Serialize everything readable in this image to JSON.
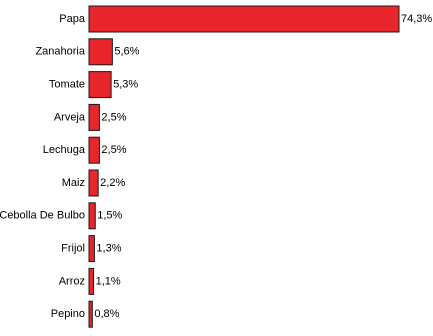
{
  "chart_data": {
    "type": "bar",
    "orientation": "horizontal",
    "categories": [
      "Papa",
      "Zanahoria",
      "Tomate",
      "Arveja",
      "Lechuga",
      "Maiz",
      "Cebolla De Bulbo",
      "Frijol",
      "Arroz",
      "Pepino"
    ],
    "values": [
      74.3,
      5.6,
      5.3,
      2.5,
      2.5,
      2.2,
      1.5,
      1.3,
      1.1,
      0.8
    ],
    "value_labels": [
      "74,3%",
      "5,6%",
      "5,3%",
      "2,5%",
      "2,5%",
      "2,2%",
      "1,5%",
      "1,3%",
      "1,1%",
      "0,8%"
    ],
    "xlim": [
      0,
      74.3
    ],
    "bar_color": "#e8252b",
    "bar_edge_color": "#1a1a1a",
    "grid": false,
    "legend": "none",
    "title": "",
    "xlabel": "",
    "ylabel": ""
  }
}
::::::::::
**Stated goal**
Every line is to be duplicated exactly, though pictures stay out.

**The completed task**
Serialize everything readable in this image to JSON.
{
  "chart_data": {
    "type": "bar",
    "orientation": "horizontal",
    "categories": [
      "Papa",
      "Zanahoria",
      "Tomate",
      "Arveja",
      "Lechuga",
      "Maiz",
      "Cebolla De Bulbo",
      "Frijol",
      "Arroz",
      "Pepino"
    ],
    "values": [
      74.3,
      5.6,
      5.3,
      2.5,
      2.5,
      2.2,
      1.5,
      1.3,
      1.1,
      0.8
    ],
    "value_labels": [
      "74,3%",
      "5,6%",
      "5,3%",
      "2,5%",
      "2,5%",
      "2,2%",
      "1,5%",
      "1,3%",
      "1,1%",
      "0,8%"
    ],
    "xlim": [
      0,
      74.3
    ],
    "bar_color": "#e8252b",
    "bar_edge_color": "#1a1a1a",
    "grid": false,
    "legend": "none",
    "title": "",
    "xlabel": "",
    "ylabel": ""
  }
}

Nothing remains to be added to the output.